EXERCISE DESCRIPTION: Scan the material and copy every line in which "JSON" appears.

[Stored data]
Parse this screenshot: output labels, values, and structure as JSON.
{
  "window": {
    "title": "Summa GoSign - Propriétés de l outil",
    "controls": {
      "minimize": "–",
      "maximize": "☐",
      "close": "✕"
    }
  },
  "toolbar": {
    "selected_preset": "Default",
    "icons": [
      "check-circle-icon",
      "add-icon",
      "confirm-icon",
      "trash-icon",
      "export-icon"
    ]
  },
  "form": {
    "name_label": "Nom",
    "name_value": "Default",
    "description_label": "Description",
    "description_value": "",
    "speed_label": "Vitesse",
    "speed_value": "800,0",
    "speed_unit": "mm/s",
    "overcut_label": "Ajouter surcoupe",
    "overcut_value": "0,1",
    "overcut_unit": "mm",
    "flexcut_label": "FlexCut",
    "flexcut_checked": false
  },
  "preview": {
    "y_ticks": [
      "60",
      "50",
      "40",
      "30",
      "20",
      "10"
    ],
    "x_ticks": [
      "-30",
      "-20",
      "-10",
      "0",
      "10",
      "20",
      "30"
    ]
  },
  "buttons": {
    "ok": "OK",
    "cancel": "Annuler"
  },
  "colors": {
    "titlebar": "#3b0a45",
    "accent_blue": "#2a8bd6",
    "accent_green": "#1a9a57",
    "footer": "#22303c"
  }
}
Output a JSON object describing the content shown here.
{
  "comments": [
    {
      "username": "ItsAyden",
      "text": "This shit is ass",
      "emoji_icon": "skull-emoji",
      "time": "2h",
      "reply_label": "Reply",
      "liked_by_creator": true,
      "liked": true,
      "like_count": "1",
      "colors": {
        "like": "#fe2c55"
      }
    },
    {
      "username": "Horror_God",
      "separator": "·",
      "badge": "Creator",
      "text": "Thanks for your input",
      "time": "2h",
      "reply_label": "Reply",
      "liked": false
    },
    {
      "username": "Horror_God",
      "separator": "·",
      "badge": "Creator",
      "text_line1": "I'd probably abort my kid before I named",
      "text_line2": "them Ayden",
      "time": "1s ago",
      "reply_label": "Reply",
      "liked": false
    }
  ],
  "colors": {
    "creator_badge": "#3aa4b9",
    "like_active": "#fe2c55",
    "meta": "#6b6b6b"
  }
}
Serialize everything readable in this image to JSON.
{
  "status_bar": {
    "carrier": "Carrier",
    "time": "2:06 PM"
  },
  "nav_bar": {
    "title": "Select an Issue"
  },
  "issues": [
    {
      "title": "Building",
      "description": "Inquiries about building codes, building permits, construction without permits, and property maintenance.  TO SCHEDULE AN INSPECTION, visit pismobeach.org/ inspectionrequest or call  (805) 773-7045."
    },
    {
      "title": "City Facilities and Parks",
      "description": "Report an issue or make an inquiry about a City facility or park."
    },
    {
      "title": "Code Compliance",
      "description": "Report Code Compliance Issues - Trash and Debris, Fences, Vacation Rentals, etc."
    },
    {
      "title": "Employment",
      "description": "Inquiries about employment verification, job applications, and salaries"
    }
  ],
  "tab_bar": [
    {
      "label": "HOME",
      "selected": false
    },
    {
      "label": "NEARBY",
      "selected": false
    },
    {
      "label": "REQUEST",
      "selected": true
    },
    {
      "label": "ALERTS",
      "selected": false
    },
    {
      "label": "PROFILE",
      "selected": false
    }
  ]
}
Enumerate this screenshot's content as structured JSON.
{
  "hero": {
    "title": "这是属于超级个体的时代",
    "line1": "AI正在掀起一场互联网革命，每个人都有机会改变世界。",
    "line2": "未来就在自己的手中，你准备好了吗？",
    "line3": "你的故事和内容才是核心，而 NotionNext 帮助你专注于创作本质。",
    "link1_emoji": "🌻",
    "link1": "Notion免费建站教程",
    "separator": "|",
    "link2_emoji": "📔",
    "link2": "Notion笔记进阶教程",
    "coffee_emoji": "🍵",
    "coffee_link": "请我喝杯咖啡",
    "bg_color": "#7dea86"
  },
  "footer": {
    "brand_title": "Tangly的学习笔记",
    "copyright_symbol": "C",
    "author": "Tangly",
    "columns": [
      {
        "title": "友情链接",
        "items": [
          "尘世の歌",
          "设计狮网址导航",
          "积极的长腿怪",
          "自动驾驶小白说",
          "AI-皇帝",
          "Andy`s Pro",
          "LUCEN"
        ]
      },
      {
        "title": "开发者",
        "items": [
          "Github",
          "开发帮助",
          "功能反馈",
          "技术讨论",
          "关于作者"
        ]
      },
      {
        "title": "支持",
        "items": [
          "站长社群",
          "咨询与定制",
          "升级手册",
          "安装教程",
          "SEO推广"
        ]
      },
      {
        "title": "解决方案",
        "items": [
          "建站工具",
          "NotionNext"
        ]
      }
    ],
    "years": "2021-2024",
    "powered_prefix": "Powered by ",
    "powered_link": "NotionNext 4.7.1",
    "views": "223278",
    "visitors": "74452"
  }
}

EXPECTED OUTPUT:
Parse this screenshot: output labels, values, and structure as JSON.
Output a JSON object describing the content shown here.
Serialize everything readable in this image to JSON.
Enumerate this screenshot's content as structured JSON.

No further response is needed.